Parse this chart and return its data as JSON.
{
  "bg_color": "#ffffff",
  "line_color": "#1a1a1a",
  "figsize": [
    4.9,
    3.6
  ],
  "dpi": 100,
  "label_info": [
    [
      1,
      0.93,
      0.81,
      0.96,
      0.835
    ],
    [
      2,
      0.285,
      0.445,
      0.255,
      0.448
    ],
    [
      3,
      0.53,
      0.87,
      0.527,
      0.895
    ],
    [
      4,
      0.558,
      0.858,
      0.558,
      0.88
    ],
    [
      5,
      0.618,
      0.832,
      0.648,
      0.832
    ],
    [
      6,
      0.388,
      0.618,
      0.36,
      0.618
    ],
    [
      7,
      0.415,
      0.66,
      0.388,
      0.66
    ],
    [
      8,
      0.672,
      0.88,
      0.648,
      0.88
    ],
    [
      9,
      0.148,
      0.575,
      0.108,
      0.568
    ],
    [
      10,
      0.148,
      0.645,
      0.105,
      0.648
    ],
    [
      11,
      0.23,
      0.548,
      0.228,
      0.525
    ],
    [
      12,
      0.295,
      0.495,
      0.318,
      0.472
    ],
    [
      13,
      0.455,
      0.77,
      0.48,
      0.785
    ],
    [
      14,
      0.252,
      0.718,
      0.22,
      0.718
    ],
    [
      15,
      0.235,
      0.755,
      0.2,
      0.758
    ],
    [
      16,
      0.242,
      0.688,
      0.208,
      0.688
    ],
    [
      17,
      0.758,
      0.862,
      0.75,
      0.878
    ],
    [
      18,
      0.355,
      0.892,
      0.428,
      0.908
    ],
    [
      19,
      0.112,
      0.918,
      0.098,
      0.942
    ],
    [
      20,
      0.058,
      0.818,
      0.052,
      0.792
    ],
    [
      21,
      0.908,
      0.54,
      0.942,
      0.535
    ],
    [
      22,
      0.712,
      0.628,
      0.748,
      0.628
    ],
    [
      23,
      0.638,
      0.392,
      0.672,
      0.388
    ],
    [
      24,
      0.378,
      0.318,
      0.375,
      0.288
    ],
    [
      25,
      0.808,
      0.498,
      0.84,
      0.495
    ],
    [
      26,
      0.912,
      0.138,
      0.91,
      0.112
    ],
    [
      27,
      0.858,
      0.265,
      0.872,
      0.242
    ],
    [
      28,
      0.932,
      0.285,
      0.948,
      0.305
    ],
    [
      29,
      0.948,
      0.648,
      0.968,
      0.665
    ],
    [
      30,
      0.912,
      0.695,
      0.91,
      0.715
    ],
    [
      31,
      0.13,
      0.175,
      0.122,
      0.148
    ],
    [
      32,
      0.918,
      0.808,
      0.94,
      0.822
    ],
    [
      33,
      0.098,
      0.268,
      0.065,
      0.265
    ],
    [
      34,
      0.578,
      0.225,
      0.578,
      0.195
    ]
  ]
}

++++++++

WRITTEN INSTRUCTION: Copy out all the entries shown above, character for character.

WORKED SOLUTION:
Parse this chart and return its data as JSON.
{
  "bg_color": "#ffffff",
  "line_color": "#1a1a1a",
  "figsize": [
    4.9,
    3.6
  ],
  "dpi": 100,
  "label_info": [
    [
      1,
      0.93,
      0.81,
      0.96,
      0.835
    ],
    [
      2,
      0.285,
      0.445,
      0.255,
      0.448
    ],
    [
      3,
      0.53,
      0.87,
      0.527,
      0.895
    ],
    [
      4,
      0.558,
      0.858,
      0.558,
      0.88
    ],
    [
      5,
      0.618,
      0.832,
      0.648,
      0.832
    ],
    [
      6,
      0.388,
      0.618,
      0.36,
      0.618
    ],
    [
      7,
      0.415,
      0.66,
      0.388,
      0.66
    ],
    [
      8,
      0.672,
      0.88,
      0.648,
      0.88
    ],
    [
      9,
      0.148,
      0.575,
      0.108,
      0.568
    ],
    [
      10,
      0.148,
      0.645,
      0.105,
      0.648
    ],
    [
      11,
      0.23,
      0.548,
      0.228,
      0.525
    ],
    [
      12,
      0.295,
      0.495,
      0.318,
      0.472
    ],
    [
      13,
      0.455,
      0.77,
      0.48,
      0.785
    ],
    [
      14,
      0.252,
      0.718,
      0.22,
      0.718
    ],
    [
      15,
      0.235,
      0.755,
      0.2,
      0.758
    ],
    [
      16,
      0.242,
      0.688,
      0.208,
      0.688
    ],
    [
      17,
      0.758,
      0.862,
      0.75,
      0.878
    ],
    [
      18,
      0.355,
      0.892,
      0.428,
      0.908
    ],
    [
      19,
      0.112,
      0.918,
      0.098,
      0.942
    ],
    [
      20,
      0.058,
      0.818,
      0.052,
      0.792
    ],
    [
      21,
      0.908,
      0.54,
      0.942,
      0.535
    ],
    [
      22,
      0.712,
      0.628,
      0.748,
      0.628
    ],
    [
      23,
      0.638,
      0.392,
      0.672,
      0.388
    ],
    [
      24,
      0.378,
      0.318,
      0.375,
      0.288
    ],
    [
      25,
      0.808,
      0.498,
      0.84,
      0.495
    ],
    [
      26,
      0.912,
      0.138,
      0.91,
      0.112
    ],
    [
      27,
      0.858,
      0.265,
      0.872,
      0.242
    ],
    [
      28,
      0.932,
      0.285,
      0.948,
      0.305
    ],
    [
      29,
      0.948,
      0.648,
      0.968,
      0.665
    ],
    [
      30,
      0.912,
      0.695,
      0.91,
      0.715
    ],
    [
      31,
      0.13,
      0.175,
      0.122,
      0.148
    ],
    [
      32,
      0.918,
      0.808,
      0.94,
      0.822
    ],
    [
      33,
      0.098,
      0.268,
      0.065,
      0.265
    ],
    [
      34,
      0.578,
      0.225,
      0.578,
      0.195
    ]
  ]
}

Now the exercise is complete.